■ Work instructions: Each line of the material must be repeated precisely, with the pictures left out.
::: Provided records :::
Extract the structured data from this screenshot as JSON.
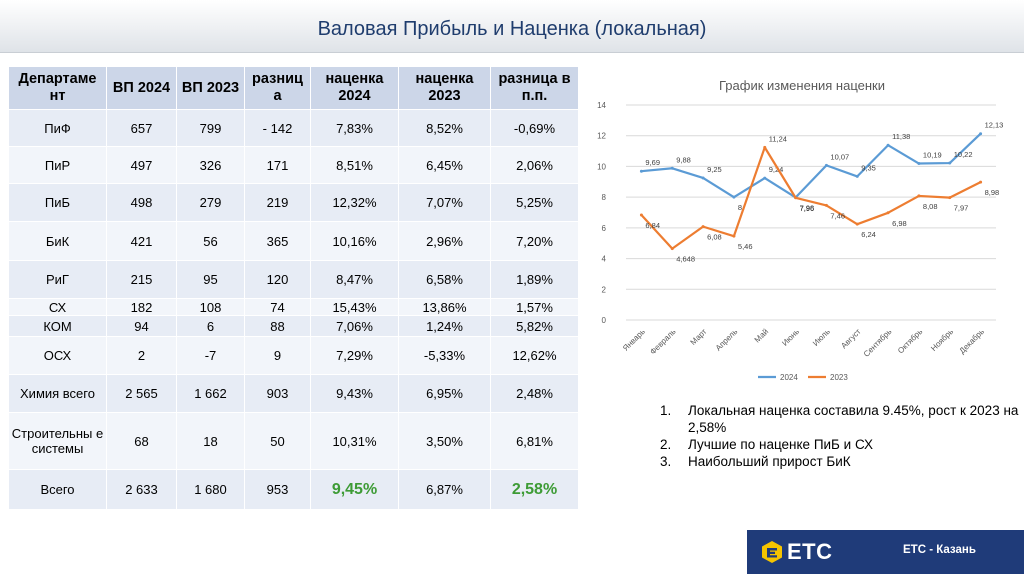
{
  "header": {
    "title": "Валовая Прибыль и Наценка (локальная)"
  },
  "table": {
    "columns": [
      "Департаме нт",
      "ВП 2024",
      "ВП 2023",
      "разниц а",
      "наценка 2024",
      "наценка 2023",
      "разница в п.п."
    ],
    "rows": [
      [
        "ПиФ",
        "657",
        "799",
        "- 142",
        "7,83%",
        "8,52%",
        "-0,69%"
      ],
      [
        "ПиР",
        "497",
        "326",
        "171",
        "8,51%",
        "6,45%",
        "2,06%"
      ],
      [
        "ПиБ",
        "498",
        "279",
        "219",
        "12,32%",
        "7,07%",
        "5,25%"
      ],
      [
        "БиК",
        "421",
        "56",
        "365",
        "10,16%",
        "2,96%",
        "7,20%"
      ],
      [
        "РиГ",
        "215",
        "95",
        "120",
        "8,47%",
        "6,58%",
        "1,89%"
      ],
      [
        "СХ",
        "182",
        "108",
        "74",
        "15,43%",
        "13,86%",
        "1,57%"
      ],
      [
        "КОМ",
        "94",
        "6",
        "88",
        "7,06%",
        "1,24%",
        "5,82%"
      ],
      [
        "ОСХ",
        "2",
        "-7",
        "9",
        "7,29%",
        "-5,33%",
        "12,62%"
      ],
      [
        "Химия всего",
        "2 565",
        "1 662",
        "903",
        "9,43%",
        "6,95%",
        "2,48%"
      ],
      [
        "Строительны е системы",
        "68",
        "18",
        "50",
        "10,31%",
        "3,50%",
        "6,81%"
      ],
      [
        "Всего",
        "2 633",
        "1 680",
        "953",
        "9,45%",
        "6,87%",
        "2,58%"
      ]
    ],
    "highlight_color": "#3d9b35"
  },
  "chart_data": {
    "type": "line",
    "title": "График изменения наценки",
    "categories": [
      "Январь",
      "Февраль",
      "Март",
      "Апрель",
      "Май",
      "Июнь",
      "Июль",
      "Август",
      "Сентябрь",
      "Октябрь",
      "Ноябрь",
      "Декабрь"
    ],
    "series": [
      {
        "name": "2024",
        "color": "#5b9bd5",
        "values": [
          9.69,
          9.88,
          9.25,
          8,
          9.24,
          7.98,
          10.07,
          9.35,
          11.38,
          10.19,
          10.22,
          12.13
        ],
        "labels": [
          "9,69",
          "9,88",
          "9,25",
          "8",
          "9,24",
          "7,98",
          "10,07",
          "9,35",
          "11,38",
          "10,19",
          "10,22",
          "12,13"
        ]
      },
      {
        "name": "2023",
        "color": "#ed7d31",
        "values": [
          6.84,
          4.648,
          6.08,
          5.46,
          11.24,
          7.96,
          7.46,
          6.24,
          6.98,
          8.08,
          7.97,
          8.98
        ],
        "labels": [
          "6,84",
          "4,648",
          "6,08",
          "5,46",
          "11,24",
          "7,96",
          "7,46",
          "6,24",
          "6,98",
          "8,08",
          "7,97",
          "8,98"
        ]
      }
    ],
    "ylim": [
      0,
      14
    ],
    "yticks": [
      0,
      2,
      4,
      6,
      8,
      10,
      12,
      14
    ],
    "grid": true,
    "legend": "bottom"
  },
  "notes": [
    {
      "num": "1.",
      "text": "Локальная наценка составила 9.45%, рост к 2023 на 2,58%"
    },
    {
      "num": "2.",
      "text": "Лучшие по наценке ПиБ и СХ"
    },
    {
      "num": "3.",
      "text": "Наибольший прирост БиК"
    }
  ],
  "footer": {
    "logo": "ETC",
    "logo_icon": "etc-logo-icon",
    "label": "ЕТС - Казань",
    "background": "#1f3b79",
    "logo_color": "#f5c400"
  }
}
:::
■ Correct result:
Extract the structured data from this screenshot as JSON.
{
  "header": {
    "title": "Валовая Прибыль и Наценка (локальная)"
  },
  "table": {
    "columns": [
      "Департаме нт",
      "ВП 2024",
      "ВП 2023",
      "разниц а",
      "наценка 2024",
      "наценка 2023",
      "разница в п.п."
    ],
    "rows": [
      [
        "ПиФ",
        "657",
        "799",
        "- 142",
        "7,83%",
        "8,52%",
        "-0,69%"
      ],
      [
        "ПиР",
        "497",
        "326",
        "171",
        "8,51%",
        "6,45%",
        "2,06%"
      ],
      [
        "ПиБ",
        "498",
        "279",
        "219",
        "12,32%",
        "7,07%",
        "5,25%"
      ],
      [
        "БиК",
        "421",
        "56",
        "365",
        "10,16%",
        "2,96%",
        "7,20%"
      ],
      [
        "РиГ",
        "215",
        "95",
        "120",
        "8,47%",
        "6,58%",
        "1,89%"
      ],
      [
        "СХ",
        "182",
        "108",
        "74",
        "15,43%",
        "13,86%",
        "1,57%"
      ],
      [
        "КОМ",
        "94",
        "6",
        "88",
        "7,06%",
        "1,24%",
        "5,82%"
      ],
      [
        "ОСХ",
        "2",
        "-7",
        "9",
        "7,29%",
        "-5,33%",
        "12,62%"
      ],
      [
        "Химия всего",
        "2 565",
        "1 662",
        "903",
        "9,43%",
        "6,95%",
        "2,48%"
      ],
      [
        "Строительны е системы",
        "68",
        "18",
        "50",
        "10,31%",
        "3,50%",
        "6,81%"
      ],
      [
        "Всего",
        "2 633",
        "1 680",
        "953",
        "9,45%",
        "6,87%",
        "2,58%"
      ]
    ],
    "highlight_color": "#3d9b35"
  },
  "chart_data": {
    "type": "line",
    "title": "График изменения наценки",
    "categories": [
      "Январь",
      "Февраль",
      "Март",
      "Апрель",
      "Май",
      "Июнь",
      "Июль",
      "Август",
      "Сентябрь",
      "Октябрь",
      "Ноябрь",
      "Декабрь"
    ],
    "series": [
      {
        "name": "2024",
        "color": "#5b9bd5",
        "values": [
          9.69,
          9.88,
          9.25,
          8,
          9.24,
          7.98,
          10.07,
          9.35,
          11.38,
          10.19,
          10.22,
          12.13
        ],
        "labels": [
          "9,69",
          "9,88",
          "9,25",
          "8",
          "9,24",
          "7,98",
          "10,07",
          "9,35",
          "11,38",
          "10,19",
          "10,22",
          "12,13"
        ]
      },
      {
        "name": "2023",
        "color": "#ed7d31",
        "values": [
          6.84,
          4.648,
          6.08,
          5.46,
          11.24,
          7.96,
          7.46,
          6.24,
          6.98,
          8.08,
          7.97,
          8.98
        ],
        "labels": [
          "6,84",
          "4,648",
          "6,08",
          "5,46",
          "11,24",
          "7,96",
          "7,46",
          "6,24",
          "6,98",
          "8,08",
          "7,97",
          "8,98"
        ]
      }
    ],
    "ylim": [
      0,
      14
    ],
    "yticks": [
      0,
      2,
      4,
      6,
      8,
      10,
      12,
      14
    ],
    "grid": true,
    "legend": "bottom"
  },
  "notes": [
    {
      "num": "1.",
      "text": "Локальная наценка составила 9.45%, рост к 2023 на 2,58%"
    },
    {
      "num": "2.",
      "text": "Лучшие по наценке ПиБ и СХ"
    },
    {
      "num": "3.",
      "text": "Наибольший прирост БиК"
    }
  ],
  "footer": {
    "logo": "ETC",
    "logo_icon": "etc-logo-icon",
    "label": "ЕТС - Казань",
    "background": "#1f3b79",
    "logo_color": "#f5c400"
  }
}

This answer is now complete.